Search the material for "structured" and show all lines that contain it.

**** SOURCE RECORDS

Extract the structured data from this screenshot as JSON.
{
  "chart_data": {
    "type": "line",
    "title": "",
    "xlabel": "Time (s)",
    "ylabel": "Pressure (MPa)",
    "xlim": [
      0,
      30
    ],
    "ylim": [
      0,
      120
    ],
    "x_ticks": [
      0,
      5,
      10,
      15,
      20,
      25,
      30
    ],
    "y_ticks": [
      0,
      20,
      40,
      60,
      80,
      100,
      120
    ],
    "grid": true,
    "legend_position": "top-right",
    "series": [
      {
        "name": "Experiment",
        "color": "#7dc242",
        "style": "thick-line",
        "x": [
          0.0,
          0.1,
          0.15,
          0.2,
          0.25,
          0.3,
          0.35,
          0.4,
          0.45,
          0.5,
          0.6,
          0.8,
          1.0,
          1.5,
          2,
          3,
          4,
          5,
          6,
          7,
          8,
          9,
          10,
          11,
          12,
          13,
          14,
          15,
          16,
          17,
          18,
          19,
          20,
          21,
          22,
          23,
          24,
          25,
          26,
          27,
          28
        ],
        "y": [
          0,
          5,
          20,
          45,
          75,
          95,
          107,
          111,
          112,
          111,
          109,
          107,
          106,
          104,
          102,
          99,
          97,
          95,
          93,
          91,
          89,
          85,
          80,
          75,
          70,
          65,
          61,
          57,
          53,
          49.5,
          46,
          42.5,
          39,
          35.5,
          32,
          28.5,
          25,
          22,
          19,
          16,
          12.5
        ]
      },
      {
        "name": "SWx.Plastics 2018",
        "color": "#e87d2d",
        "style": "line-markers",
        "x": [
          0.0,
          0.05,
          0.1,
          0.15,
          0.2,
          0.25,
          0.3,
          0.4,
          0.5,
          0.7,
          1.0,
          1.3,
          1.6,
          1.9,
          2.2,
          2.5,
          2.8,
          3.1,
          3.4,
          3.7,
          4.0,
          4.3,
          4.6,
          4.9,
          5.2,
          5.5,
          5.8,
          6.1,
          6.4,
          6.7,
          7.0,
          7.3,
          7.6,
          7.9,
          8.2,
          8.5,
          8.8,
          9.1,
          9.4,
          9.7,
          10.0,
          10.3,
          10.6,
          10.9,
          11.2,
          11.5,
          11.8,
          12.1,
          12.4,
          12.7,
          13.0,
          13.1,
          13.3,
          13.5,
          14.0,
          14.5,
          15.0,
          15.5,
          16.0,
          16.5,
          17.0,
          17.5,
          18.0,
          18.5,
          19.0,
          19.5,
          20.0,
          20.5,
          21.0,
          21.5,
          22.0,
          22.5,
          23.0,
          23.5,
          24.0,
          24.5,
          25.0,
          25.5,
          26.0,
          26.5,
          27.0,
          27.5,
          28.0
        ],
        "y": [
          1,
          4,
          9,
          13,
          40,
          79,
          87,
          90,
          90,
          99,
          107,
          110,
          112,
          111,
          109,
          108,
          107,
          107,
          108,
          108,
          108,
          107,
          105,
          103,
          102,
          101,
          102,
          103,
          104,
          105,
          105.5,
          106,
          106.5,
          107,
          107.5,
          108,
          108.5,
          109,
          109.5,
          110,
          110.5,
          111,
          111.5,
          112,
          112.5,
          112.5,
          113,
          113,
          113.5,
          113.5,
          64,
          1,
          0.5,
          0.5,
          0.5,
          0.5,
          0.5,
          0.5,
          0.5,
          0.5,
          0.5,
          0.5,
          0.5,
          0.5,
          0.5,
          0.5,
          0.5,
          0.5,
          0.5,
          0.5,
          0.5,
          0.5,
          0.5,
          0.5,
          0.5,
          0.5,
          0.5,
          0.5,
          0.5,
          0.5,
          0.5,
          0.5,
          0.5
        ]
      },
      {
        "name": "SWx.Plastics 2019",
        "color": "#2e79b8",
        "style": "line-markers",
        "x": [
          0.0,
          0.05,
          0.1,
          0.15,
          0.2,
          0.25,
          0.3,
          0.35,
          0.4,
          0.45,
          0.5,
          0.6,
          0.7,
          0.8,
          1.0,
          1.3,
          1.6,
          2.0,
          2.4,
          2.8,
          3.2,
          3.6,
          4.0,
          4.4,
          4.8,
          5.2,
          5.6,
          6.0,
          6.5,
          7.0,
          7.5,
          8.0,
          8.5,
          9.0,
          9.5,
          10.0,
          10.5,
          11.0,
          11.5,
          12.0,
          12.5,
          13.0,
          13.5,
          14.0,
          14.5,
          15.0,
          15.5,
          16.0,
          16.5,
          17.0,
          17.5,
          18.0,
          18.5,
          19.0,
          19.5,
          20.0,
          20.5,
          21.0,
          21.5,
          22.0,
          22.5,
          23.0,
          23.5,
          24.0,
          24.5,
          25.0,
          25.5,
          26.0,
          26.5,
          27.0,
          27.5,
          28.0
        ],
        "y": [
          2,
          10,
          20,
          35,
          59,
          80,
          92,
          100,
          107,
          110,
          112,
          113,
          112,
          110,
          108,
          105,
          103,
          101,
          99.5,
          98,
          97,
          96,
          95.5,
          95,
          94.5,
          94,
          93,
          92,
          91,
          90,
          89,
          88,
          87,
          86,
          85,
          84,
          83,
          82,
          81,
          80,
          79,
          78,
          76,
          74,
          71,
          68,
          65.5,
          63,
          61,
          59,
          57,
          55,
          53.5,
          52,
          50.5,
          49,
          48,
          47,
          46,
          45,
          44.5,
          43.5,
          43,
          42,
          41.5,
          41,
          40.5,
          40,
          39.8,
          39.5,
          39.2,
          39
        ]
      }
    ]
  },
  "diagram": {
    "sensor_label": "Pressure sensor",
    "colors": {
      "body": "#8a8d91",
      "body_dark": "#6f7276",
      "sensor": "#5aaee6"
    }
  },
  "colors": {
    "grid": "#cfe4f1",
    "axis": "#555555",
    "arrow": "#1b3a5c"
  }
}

********
**** SOURCE RECORDS

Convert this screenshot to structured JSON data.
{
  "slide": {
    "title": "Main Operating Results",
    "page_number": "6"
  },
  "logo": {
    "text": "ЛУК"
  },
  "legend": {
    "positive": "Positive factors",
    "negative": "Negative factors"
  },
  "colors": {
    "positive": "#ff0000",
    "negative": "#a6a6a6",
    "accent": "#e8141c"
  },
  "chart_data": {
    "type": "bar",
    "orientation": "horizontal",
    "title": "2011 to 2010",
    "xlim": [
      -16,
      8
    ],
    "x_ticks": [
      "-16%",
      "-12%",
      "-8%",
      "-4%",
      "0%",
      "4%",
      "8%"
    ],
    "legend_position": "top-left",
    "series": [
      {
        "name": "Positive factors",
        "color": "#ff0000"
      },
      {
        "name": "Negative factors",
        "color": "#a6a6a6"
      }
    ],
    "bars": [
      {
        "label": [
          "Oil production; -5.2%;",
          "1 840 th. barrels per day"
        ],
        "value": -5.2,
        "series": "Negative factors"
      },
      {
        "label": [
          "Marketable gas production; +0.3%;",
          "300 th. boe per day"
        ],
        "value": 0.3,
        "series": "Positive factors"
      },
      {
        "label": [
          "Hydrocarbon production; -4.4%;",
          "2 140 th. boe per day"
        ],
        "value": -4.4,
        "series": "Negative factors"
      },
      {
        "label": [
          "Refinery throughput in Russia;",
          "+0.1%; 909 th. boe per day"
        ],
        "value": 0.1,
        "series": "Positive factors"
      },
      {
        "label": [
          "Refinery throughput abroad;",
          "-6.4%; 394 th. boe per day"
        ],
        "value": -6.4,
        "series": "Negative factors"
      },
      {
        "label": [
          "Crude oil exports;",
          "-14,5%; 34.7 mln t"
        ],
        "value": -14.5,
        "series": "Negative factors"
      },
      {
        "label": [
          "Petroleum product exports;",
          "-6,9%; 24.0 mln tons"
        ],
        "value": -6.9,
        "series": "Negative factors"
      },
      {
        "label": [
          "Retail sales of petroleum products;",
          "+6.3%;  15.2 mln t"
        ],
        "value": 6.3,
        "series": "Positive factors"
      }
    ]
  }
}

********

* THE OUTPUT
Extract the structured data from this screenshot as JSON.
Convert this screenshot to structured JSON data.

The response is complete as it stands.